EXERCISE DIRECTIONS: Check each line of the records below for the string "structure", then state how many lines contain it, with no other output.

DATA SHOWN:

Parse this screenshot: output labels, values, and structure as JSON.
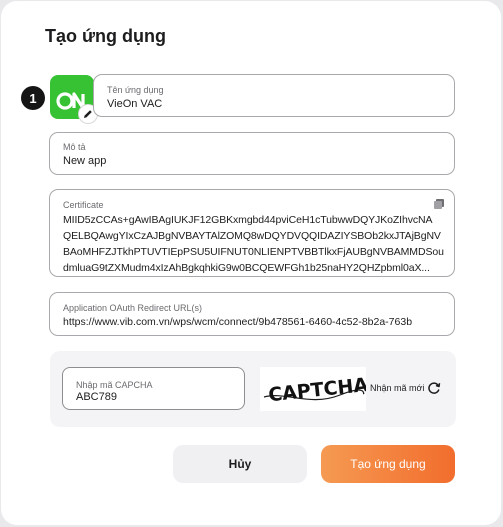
{
  "dialog": {
    "title": "Tạo ứng dụng",
    "step_number": "1",
    "logo_text": "ON"
  },
  "fields": {
    "app_name": {
      "label": "Tên ứng dụng",
      "value": "VieOn VAC"
    },
    "description": {
      "label": "Mô tả",
      "value": "New app"
    },
    "certificate": {
      "label": "Certificate",
      "lines": [
        "MIID5zCCAs+gAwIBAgIUKJF12GBKxmgbd44pviCeH1cTubwwDQYJKoZIhvcNA",
        "QELBQAwgYIxCzAJBgNVBAYTAlZOMQ8wDQYDVQQIDAZIYSBOb2kxJTAjBgNV",
        "BAoMHFZJTkhPTUVTIEpPSU5UIFNUT0NLIENPTVBBTlkxFjAUBgNVBAMMDSou",
        "dmluaG9tZXMudm4xIzAhBgkqhkiG9w0BCQEWFGh1b25naHY2QHZpbml0aX..."
      ]
    },
    "redirect_url": {
      "label": "Application OAuth Redirect URL(s)",
      "value": "https://www.vib.com.vn/wps/wcm/connect/9b478561-6460-4c52-8b2a-763b"
    }
  },
  "captcha": {
    "label": "Nhập mã CAPCHA",
    "value": "ABC789",
    "image_text": "CAPTCHA",
    "refresh_label": "Nhận mã mới"
  },
  "buttons": {
    "cancel": "Hủy",
    "create": "Tạo ứng dụng"
  },
  "colors": {
    "logo_green": "#37c233",
    "primary_gradient_start": "#f59a52",
    "primary_gradient_end": "#f26d2d"
  }
}
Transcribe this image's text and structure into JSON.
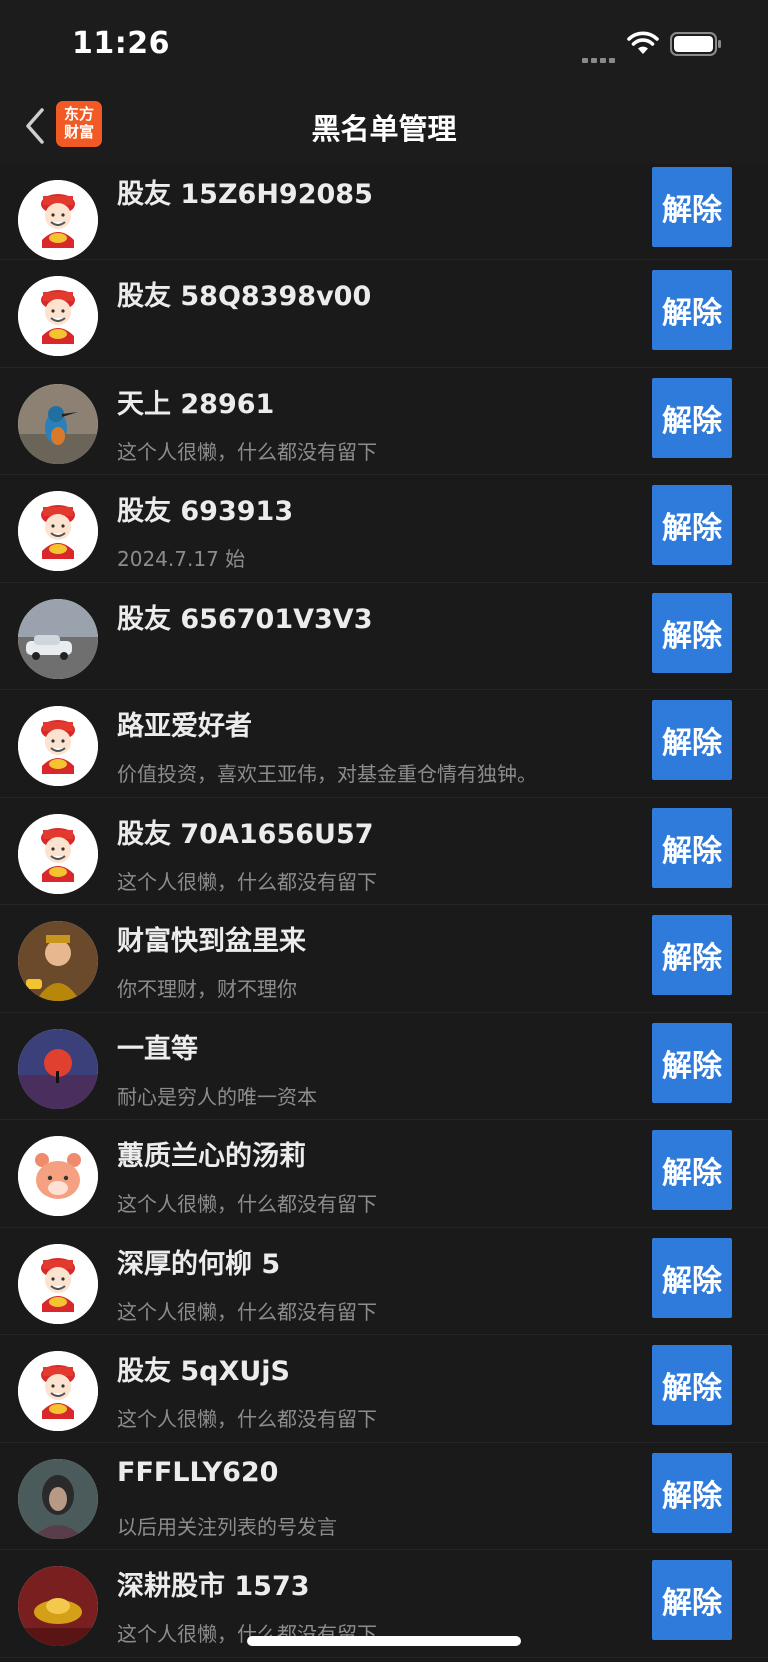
{
  "status_bar": {
    "time": "11:26"
  },
  "nav": {
    "title": "黑名单管理",
    "logo_line1": "东方",
    "logo_line2": "财富"
  },
  "list": {
    "button_label": "解除",
    "rows": [
      {
        "name": "股友 15Z6H92085",
        "sub": "",
        "avatar": "caishen-icon"
      },
      {
        "name": "股友 58Q8398v00",
        "sub": "",
        "avatar": "caishen-icon"
      },
      {
        "name": "天上 28961",
        "sub": "这个人很懒，什么都没有留下",
        "avatar": "kingfisher-photo"
      },
      {
        "name": "股友 693913",
        "sub": "2024.7.17 始",
        "avatar": "caishen-icon"
      },
      {
        "name": "股友 656701V3V3",
        "sub": "",
        "avatar": "car-photo"
      },
      {
        "name": "路亚爱好者",
        "sub": "价值投资，喜欢王亚伟，对基金重仓情有独钟。",
        "avatar": "caishen-icon"
      },
      {
        "name": "股友 70A1656U57",
        "sub": "这个人很懒，什么都没有留下",
        "avatar": "caishen-icon"
      },
      {
        "name": "财富快到盆里来",
        "sub": "你不理财，财不理你",
        "avatar": "god-of-wealth-photo"
      },
      {
        "name": "一直等",
        "sub": "耐心是穷人的唯一资本",
        "avatar": "red-sun-photo"
      },
      {
        "name": "蕙质兰心的汤莉",
        "sub": "这个人很懒，什么都没有留下",
        "avatar": "tiger-icon"
      },
      {
        "name": "深厚的何柳 5",
        "sub": "这个人很懒，什么都没有留下",
        "avatar": "caishen-icon"
      },
      {
        "name": "股友 5qXUjS",
        "sub": "这个人很懒，什么都没有留下",
        "avatar": "caishen-icon"
      },
      {
        "name": "FFFLLY620",
        "sub": "以后用关注列表的号发言",
        "avatar": "portrait-photo"
      },
      {
        "name": "深耕股市 1573",
        "sub": "这个人很懒，什么都没有留下",
        "avatar": "gold-ingot-photo"
      }
    ]
  }
}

OUTPUT FOR THIS EXERCISE: 2